---------- 本文

今回は何度か出てきた「エイジング」について、もう少し詳しくご説明させていただきます。


コーヒー豆は、焙煎されるとその風味がゆっくりと熟成され、その変化「エイジング」を楽しむことができます。

熟成による風味の変化の過程は、

● 焙煎当日から3日後

とてもクリアーで、苦味・酸味・甘み・コク・個性が独立して感じられます。
その半面、風味にやや堅さを感じ、全体的にフラットな印象を受けます。ロースト時に発生したガスを多く含み、ドリップの際に大きく膨らみますが、お湯とのなじみが弱い為、コーヒーの濃度が少し薄くなりやすい傾向があります。 ライトですっきりとしたテイストなので、このタイミングがお好きな方も多くいらっしゃいます。

● 3日~10日後

コーヒーの苦味・酸味・甘み・コク・個性が調和しはじめます。お湯なじみも良くなり、コーヒー豆の持つ風味の全体像が見えてきます。特に、甘み・コク・個性が調和した「旨み」が感じられるようになります。
コーヒー豆も新鮮なので、テイストにもフレッシュ感があり余韻にも爽快感を感じられます。
コクや濃さを出したい時は、ゆっくり抽出します。早すぎると酸味や苦味が目立ちます。これを利用して、お好みのテイストに調節することもできるので、試してみてください。

● 10日~20日後

この時期に達した豆は、香りは甘く豊潤さを増し、舌触りのよいコク、マイルドで心地よい苦みを感じられ、焙煎直後と比べて大きな差が出てきます。
抽出時の膨らみ方はだいぶ弱まり、お湯の投入も少し慎重になります。抽出を上手に出来ると、この熟成されたおいしさを引き出すことができます。

--------------------
---------- 行データ

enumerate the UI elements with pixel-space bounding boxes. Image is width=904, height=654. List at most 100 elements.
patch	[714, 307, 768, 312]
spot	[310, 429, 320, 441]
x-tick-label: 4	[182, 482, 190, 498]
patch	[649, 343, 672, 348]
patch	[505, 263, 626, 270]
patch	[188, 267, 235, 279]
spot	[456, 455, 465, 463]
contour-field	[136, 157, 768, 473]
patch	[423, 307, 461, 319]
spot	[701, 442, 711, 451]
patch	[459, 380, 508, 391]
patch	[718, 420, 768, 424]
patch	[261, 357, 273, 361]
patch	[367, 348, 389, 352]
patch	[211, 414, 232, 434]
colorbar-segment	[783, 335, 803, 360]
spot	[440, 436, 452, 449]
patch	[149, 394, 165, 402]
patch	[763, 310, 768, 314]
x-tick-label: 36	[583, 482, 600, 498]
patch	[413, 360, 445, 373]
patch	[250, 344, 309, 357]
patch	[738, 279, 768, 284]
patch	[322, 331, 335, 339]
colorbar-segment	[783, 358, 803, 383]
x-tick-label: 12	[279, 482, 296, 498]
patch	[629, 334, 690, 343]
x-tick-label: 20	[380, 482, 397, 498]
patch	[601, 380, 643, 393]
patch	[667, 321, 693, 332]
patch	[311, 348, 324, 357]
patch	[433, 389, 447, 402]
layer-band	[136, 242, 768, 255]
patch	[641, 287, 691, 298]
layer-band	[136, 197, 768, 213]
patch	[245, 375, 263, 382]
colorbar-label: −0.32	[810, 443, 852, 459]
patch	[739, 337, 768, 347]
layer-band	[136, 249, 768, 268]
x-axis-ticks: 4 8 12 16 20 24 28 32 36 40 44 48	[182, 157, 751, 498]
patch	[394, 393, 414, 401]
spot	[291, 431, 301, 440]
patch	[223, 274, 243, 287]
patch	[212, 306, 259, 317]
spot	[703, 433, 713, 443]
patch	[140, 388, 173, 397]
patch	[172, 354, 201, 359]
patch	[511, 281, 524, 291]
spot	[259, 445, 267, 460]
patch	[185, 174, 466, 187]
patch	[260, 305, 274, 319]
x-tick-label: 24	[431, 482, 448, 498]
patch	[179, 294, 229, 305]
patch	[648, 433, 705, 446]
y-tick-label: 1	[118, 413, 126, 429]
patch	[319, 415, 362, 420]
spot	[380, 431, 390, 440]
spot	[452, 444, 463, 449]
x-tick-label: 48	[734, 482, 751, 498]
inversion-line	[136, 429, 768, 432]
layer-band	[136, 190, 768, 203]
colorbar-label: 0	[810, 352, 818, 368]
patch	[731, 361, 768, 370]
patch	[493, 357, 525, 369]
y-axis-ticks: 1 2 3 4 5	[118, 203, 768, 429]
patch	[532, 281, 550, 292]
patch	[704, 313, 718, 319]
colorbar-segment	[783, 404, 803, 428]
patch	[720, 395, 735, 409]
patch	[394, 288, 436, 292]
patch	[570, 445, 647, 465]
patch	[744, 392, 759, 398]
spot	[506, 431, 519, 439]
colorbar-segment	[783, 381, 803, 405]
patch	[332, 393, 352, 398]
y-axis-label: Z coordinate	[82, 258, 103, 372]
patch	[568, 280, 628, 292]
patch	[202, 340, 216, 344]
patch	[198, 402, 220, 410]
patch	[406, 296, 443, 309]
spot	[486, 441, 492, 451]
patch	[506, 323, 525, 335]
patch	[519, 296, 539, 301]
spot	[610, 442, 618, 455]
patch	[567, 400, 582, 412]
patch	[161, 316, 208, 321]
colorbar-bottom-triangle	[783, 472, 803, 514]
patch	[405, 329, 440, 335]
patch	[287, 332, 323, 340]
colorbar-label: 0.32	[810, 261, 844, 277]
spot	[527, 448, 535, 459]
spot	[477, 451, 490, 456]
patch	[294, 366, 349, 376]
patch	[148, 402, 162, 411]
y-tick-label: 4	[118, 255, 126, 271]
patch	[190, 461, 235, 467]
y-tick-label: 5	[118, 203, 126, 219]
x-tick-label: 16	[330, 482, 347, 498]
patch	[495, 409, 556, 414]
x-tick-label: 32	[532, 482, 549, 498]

--------------------

= 練習問題 =
A. エイジングの本文によると、焙煎から3日～10日後の豆でコクや濃さを出したい時は、どのように抽出するか。
B. エイジングの本文のうち、「コーヒー豆は、焙煎されるとそ」から「韻にも爽快感を感じられます。」までを両端も含めて一字も変えずに書き写すこと。
行データは解答に使わない。

= 解答 =
A. ゆっくり抽出する。

B.
コーヒー豆は、焙煎されるとその風味がゆっくりと熟成され、その変化「エイジング」を楽しむことができます。

熟成による風味の変化の過程は、

● 焙煎当日から3日後

とてもクリアーで、苦味・酸味・甘み・コク・個性が独立して感じられます。
その半面、風味にやや堅さを感じ、全体的にフラットな印象を受けます。ロースト時に発生したガスを多く含み、ドリップの際に大きく膨らみますが、お湯とのなじみが弱い為、コーヒーの濃度が少し薄くなりやすい傾向があります。 ライトですっきりとしたテイストなので、このタイミングがお好きな方も多くいらっしゃいます。

● 3日~10日後

コーヒーの苦味・酸味・甘み・コク・個性が調和しはじめます。お湯なじみも良くなり、コーヒー豆の持つ風味の全体像が見えてきます。特に、甘み・コク・個性が調和した「旨み」が感じられるようになります。
コーヒー豆も新鮮なので、テイストにもフレッシュ感があり余韻にも爽快感を感じられます。